[Element and coordinate records]
--- Begin ---

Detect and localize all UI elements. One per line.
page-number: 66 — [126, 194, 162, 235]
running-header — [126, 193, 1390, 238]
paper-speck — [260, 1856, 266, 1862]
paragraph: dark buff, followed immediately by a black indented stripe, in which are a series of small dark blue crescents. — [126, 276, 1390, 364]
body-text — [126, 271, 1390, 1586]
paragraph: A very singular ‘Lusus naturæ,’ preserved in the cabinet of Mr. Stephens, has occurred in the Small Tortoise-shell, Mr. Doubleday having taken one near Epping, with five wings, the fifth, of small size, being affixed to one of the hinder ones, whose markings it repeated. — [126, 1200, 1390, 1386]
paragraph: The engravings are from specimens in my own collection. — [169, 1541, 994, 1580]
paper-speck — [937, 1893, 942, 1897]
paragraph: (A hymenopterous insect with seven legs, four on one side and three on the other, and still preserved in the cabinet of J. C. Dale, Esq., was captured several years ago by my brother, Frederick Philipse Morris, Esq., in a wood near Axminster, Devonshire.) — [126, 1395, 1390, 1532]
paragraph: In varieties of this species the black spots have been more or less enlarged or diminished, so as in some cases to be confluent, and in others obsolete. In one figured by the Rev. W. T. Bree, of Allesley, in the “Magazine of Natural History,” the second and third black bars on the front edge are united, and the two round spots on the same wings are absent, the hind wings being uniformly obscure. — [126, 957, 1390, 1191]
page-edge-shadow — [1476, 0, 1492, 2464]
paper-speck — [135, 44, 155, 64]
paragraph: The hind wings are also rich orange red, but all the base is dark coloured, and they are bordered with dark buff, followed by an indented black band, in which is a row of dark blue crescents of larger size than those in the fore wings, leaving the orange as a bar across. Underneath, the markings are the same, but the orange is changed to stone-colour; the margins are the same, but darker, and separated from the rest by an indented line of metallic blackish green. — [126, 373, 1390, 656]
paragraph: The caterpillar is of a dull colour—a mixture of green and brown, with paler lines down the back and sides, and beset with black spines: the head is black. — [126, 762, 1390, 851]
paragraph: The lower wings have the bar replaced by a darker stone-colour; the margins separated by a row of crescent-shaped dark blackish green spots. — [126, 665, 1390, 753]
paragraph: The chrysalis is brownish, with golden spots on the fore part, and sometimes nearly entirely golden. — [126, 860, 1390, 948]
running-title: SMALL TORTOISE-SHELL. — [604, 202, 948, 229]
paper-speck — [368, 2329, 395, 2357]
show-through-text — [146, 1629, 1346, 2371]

--- End ---

Problem: Copy out all of the lines above without changing anything.

Solution to the exercise:
Detect and localize all UI elements. One per line.
page-number: 66 — [126, 194, 162, 235]
running-header — [126, 193, 1390, 238]
paper-speck — [260, 1856, 266, 1862]
paragraph: dark buff, followed immediately by a black indented stripe, in which are a series of small dark blue crescents. — [126, 276, 1390, 364]
body-text — [126, 271, 1390, 1586]
paragraph: A very singular ‘Lusus naturæ,’ preserved in the cabinet of Mr. Stephens, has occurred in the Small Tortoise-shell, Mr. Doubleday having taken one near Epping, with five wings, the fifth, of small size, being affixed to one of the hinder ones, whose markings it repeated. — [126, 1200, 1390, 1386]
paragraph: The engravings are from specimens in my own collection. — [169, 1541, 994, 1580]
paper-speck — [937, 1893, 942, 1897]
paragraph: (A hymenopterous insect with seven legs, four on one side and three on the other, and still preserved in the cabinet of J. C. Dale, Esq., was captured several years ago by my brother, Frederick Philipse Morris, Esq., in a wood near Axminster, Devonshire.) — [126, 1395, 1390, 1532]
paragraph: In varieties of this species the black spots have been more or less enlarged or diminished, so as in some cases to be confluent, and in others obsolete. In one figured by the Rev. W. T. Bree, of Allesley, in the “Magazine of Natural History,” the second and third black bars on the front edge are united, and the two round spots on the same wings are absent, the hind wings being uniformly obscure. — [126, 957, 1390, 1191]
page-edge-shadow — [1476, 0, 1492, 2464]
paper-speck — [135, 44, 155, 64]
paragraph: The hind wings are also rich orange red, but all the base is dark coloured, and they are bordered with dark buff, followed by an indented black band, in which is a row of dark blue crescents of larger size than those in the fore wings, leaving the orange as a bar across. Underneath, the markings are the same, but the orange is changed to stone-colour; the margins are the same, but darker, and separated from the rest by an indented line of metallic blackish green. — [126, 373, 1390, 656]
paragraph: The caterpillar is of a dull colour—a mixture of green and brown, with paler lines down the back and sides, and beset with black spines: the head is black. — [126, 762, 1390, 851]
paragraph: The lower wings have the bar replaced by a darker stone-colour; the margins separated by a row of crescent-shaped dark blackish green spots. — [126, 665, 1390, 753]
paragraph: The chrysalis is brownish, with golden spots on the fore part, and sometimes nearly entirely golden. — [126, 860, 1390, 948]
running-title: SMALL TORTOISE-SHELL. — [604, 202, 948, 229]
paper-speck — [368, 2329, 395, 2357]
show-through-text — [146, 1629, 1346, 2371]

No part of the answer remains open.